[Collected data entries]
--------------------

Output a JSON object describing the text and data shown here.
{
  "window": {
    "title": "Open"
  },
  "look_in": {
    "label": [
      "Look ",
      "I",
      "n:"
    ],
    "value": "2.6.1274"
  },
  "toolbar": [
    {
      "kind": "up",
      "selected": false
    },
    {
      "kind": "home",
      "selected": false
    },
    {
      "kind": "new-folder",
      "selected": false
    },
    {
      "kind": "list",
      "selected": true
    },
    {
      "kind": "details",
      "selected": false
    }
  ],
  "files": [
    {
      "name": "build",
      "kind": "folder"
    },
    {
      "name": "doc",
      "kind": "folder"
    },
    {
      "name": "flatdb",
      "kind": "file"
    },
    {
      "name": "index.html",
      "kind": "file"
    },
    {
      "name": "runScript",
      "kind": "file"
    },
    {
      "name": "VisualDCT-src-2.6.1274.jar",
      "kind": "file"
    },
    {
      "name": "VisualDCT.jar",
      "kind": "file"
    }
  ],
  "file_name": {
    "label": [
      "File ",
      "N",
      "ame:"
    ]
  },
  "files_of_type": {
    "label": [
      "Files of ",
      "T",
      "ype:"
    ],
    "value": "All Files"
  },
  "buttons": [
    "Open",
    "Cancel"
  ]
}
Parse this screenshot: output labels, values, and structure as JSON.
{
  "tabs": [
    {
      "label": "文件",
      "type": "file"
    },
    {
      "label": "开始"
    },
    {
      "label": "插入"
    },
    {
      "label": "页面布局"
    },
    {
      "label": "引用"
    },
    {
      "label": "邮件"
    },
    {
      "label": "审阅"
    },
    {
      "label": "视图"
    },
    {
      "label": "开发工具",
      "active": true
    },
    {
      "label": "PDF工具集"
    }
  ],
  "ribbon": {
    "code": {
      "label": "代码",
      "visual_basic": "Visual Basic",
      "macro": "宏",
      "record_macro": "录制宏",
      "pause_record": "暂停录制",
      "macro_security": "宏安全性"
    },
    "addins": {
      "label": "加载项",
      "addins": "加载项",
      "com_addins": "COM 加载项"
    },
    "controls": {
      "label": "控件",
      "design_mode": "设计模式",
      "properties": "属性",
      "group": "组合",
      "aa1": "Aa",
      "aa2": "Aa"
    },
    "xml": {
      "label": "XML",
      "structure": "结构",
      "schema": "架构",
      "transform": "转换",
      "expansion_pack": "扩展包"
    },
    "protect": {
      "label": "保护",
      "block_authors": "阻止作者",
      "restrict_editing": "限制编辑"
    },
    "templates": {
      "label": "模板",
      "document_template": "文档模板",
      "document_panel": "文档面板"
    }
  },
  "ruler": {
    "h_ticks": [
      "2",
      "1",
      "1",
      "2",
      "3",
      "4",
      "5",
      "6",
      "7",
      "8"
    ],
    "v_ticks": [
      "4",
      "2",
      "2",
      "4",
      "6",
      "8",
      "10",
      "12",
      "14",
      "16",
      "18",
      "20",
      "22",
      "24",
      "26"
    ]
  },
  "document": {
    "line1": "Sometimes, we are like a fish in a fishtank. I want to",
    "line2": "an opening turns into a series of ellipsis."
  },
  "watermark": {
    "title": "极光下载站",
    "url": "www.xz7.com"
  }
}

--------------------

* WRITTEN REQUEST:
Quote every line of the data, word for word.

* FINAL RESULT:
Output a JSON object describing the text and data shown here.
{
  "window": {
    "title": "Open"
  },
  "look_in": {
    "label": [
      "Look ",
      "I",
      "n:"
    ],
    "value": "2.6.1274"
  },
  "toolbar": [
    {
      "kind": "up",
      "selected": false
    },
    {
      "kind": "home",
      "selected": false
    },
    {
      "kind": "new-folder",
      "selected": false
    },
    {
      "kind": "list",
      "selected": true
    },
    {
      "kind": "details",
      "selected": false
    }
  ],
  "files": [
    {
      "name": "build",
      "kind": "folder"
    },
    {
      "name": "doc",
      "kind": "folder"
    },
    {
      "name": "flatdb",
      "kind": "file"
    },
    {
      "name": "index.html",
      "kind": "file"
    },
    {
      "name": "runScript",
      "kind": "file"
    },
    {
      "name": "VisualDCT-src-2.6.1274.jar",
      "kind": "file"
    },
    {
      "name": "VisualDCT.jar",
      "kind": "file"
    }
  ],
  "file_name": {
    "label": [
      "File ",
      "N",
      "ame:"
    ]
  },
  "files_of_type": {
    "label": [
      "Files of ",
      "T",
      "ype:"
    ],
    "value": "All Files"
  },
  "buttons": [
    "Open",
    "Cancel"
  ]
}
Parse this screenshot: output labels, values, and structure as JSON.
{
  "tabs": [
    {
      "label": "文件",
      "type": "file"
    },
    {
      "label": "开始"
    },
    {
      "label": "插入"
    },
    {
      "label": "页面布局"
    },
    {
      "label": "引用"
    },
    {
      "label": "邮件"
    },
    {
      "label": "审阅"
    },
    {
      "label": "视图"
    },
    {
      "label": "开发工具",
      "active": true
    },
    {
      "label": "PDF工具集"
    }
  ],
  "ribbon": {
    "code": {
      "label": "代码",
      "visual_basic": "Visual Basic",
      "macro": "宏",
      "record_macro": "录制宏",
      "pause_record": "暂停录制",
      "macro_security": "宏安全性"
    },
    "addins": {
      "label": "加载项",
      "addins": "加载项",
      "com_addins": "COM 加载项"
    },
    "controls": {
      "label": "控件",
      "design_mode": "设计模式",
      "properties": "属性",
      "group": "组合",
      "aa1": "Aa",
      "aa2": "Aa"
    },
    "xml": {
      "label": "XML",
      "structure": "结构",
      "schema": "架构",
      "transform": "转换",
      "expansion_pack": "扩展包"
    },
    "protect": {
      "label": "保护",
      "block_authors": "阻止作者",
      "restrict_editing": "限制编辑"
    },
    "templates": {
      "label": "模板",
      "document_template": "文档模板",
      "document_panel": "文档面板"
    }
  },
  "ruler": {
    "h_ticks": [
      "2",
      "1",
      "1",
      "2",
      "3",
      "4",
      "5",
      "6",
      "7",
      "8"
    ],
    "v_ticks": [
      "4",
      "2",
      "2",
      "4",
      "6",
      "8",
      "10",
      "12",
      "14",
      "16",
      "18",
      "20",
      "22",
      "24",
      "26"
    ]
  },
  "document": {
    "line1": "Sometimes, we are like a fish in a fishtank. I want to",
    "line2": "an opening turns into a series of ellipsis."
  },
  "watermark": {
    "title": "极光下载站",
    "url": "www.xz7.com"
  }
}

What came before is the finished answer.